* _Fragmento_:
+++
Los ritos arcaicos –sacramentos laicos al uso- se registraron como “marcas sin” (“cerveza sin”, “leche sin”) al despojarles de la fuerza vital de la naturaleza. Con el quebranto de esa fuerza se desvaneció el sentido del vínculo como expresión de la solidaridad con el entorno: los otros y lo otro; y también como el estado de pertenencia a algo fuera y dentro de nosotros.

Aunque el tiro de gracia nos lo dimos a nosotros mismos cuando el Catecismo de la Santa Madre Iglesia nos propuso –y nos impuso- que “los enemigos del alma son tres: Mundo, Demonio y Carne”. 

El día que Hércules se encontró en Libia con el gigante Anteo en su décimo trabajo, luchó con él. Y se percató de que al derribarlo, el hijo de Júpiter y Gea –la madre Tierra- se imbuía de la fuerza de un dios cada vez que alguna parte de su cuerpo entraba en contacto con el suelo. Al darse cuenta de ello, Hércules consiguió vencerlo elevándole en el aire y ahogándole entonces entre sus poderosos brazos. Así nos lo pintó Gustavo Doré.
+++
* _Entradas proporcionadas_:
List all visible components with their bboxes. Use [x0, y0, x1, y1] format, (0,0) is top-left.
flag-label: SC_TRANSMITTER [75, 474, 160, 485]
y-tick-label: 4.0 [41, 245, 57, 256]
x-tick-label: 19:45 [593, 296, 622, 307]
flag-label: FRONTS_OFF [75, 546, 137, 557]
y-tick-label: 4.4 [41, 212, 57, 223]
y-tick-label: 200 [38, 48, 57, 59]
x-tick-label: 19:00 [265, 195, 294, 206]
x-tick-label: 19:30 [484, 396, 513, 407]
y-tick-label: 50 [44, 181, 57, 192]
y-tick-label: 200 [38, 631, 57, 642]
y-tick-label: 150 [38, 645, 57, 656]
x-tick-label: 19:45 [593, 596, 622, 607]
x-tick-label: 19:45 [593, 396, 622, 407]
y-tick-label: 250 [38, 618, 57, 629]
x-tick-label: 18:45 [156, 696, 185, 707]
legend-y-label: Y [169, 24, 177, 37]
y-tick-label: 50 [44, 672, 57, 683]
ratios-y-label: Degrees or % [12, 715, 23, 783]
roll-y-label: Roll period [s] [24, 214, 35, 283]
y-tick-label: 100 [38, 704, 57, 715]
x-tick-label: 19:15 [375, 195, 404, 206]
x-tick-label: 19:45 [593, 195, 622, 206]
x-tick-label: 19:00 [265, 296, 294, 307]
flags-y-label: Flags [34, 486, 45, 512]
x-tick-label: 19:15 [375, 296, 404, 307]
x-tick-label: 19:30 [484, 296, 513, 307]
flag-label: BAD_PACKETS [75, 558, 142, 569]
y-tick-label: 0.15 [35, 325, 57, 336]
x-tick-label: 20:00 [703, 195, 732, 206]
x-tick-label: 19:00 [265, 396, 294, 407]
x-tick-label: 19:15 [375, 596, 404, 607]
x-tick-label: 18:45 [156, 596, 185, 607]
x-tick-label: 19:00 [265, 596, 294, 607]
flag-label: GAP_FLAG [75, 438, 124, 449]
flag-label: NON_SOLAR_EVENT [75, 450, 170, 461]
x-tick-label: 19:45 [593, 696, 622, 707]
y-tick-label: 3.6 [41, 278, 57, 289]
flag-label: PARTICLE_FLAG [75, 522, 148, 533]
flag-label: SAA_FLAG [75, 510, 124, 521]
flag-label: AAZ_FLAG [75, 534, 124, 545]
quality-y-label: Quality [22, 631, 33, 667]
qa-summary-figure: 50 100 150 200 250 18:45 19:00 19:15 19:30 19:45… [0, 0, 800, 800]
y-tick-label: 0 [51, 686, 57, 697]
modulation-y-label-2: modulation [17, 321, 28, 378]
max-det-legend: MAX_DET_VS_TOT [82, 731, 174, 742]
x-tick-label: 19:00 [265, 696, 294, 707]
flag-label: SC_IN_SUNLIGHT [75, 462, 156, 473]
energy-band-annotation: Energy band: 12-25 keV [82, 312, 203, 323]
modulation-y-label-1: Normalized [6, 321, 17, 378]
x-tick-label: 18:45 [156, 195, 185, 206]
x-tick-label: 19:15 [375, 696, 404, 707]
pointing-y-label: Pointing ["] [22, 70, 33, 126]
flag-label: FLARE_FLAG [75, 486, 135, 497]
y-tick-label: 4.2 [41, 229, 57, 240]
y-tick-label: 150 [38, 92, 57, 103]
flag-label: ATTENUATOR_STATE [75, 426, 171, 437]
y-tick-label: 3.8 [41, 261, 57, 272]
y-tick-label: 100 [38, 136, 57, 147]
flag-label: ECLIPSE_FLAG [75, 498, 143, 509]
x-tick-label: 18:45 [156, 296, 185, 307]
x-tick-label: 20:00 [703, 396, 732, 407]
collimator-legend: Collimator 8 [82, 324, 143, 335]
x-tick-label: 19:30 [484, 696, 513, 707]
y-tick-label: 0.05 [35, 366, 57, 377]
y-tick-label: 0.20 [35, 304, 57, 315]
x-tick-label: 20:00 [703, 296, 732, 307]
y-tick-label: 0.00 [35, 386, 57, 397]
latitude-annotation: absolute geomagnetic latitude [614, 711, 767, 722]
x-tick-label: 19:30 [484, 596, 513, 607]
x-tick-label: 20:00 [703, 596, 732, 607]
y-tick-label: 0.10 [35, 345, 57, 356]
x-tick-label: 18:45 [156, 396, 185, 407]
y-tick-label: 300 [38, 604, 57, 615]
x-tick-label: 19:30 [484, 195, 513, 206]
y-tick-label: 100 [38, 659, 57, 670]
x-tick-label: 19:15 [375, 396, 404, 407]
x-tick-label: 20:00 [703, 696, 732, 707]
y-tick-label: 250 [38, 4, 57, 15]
+++
* _Problema_: Según el fragmento, ¿cuáles son los enemigos del alma que enumera el Catecismo de la Santa Madre Iglesia? Menciónalos todos.

* _Respuesta al ejercicio_: Mundo, Demonio y Carne.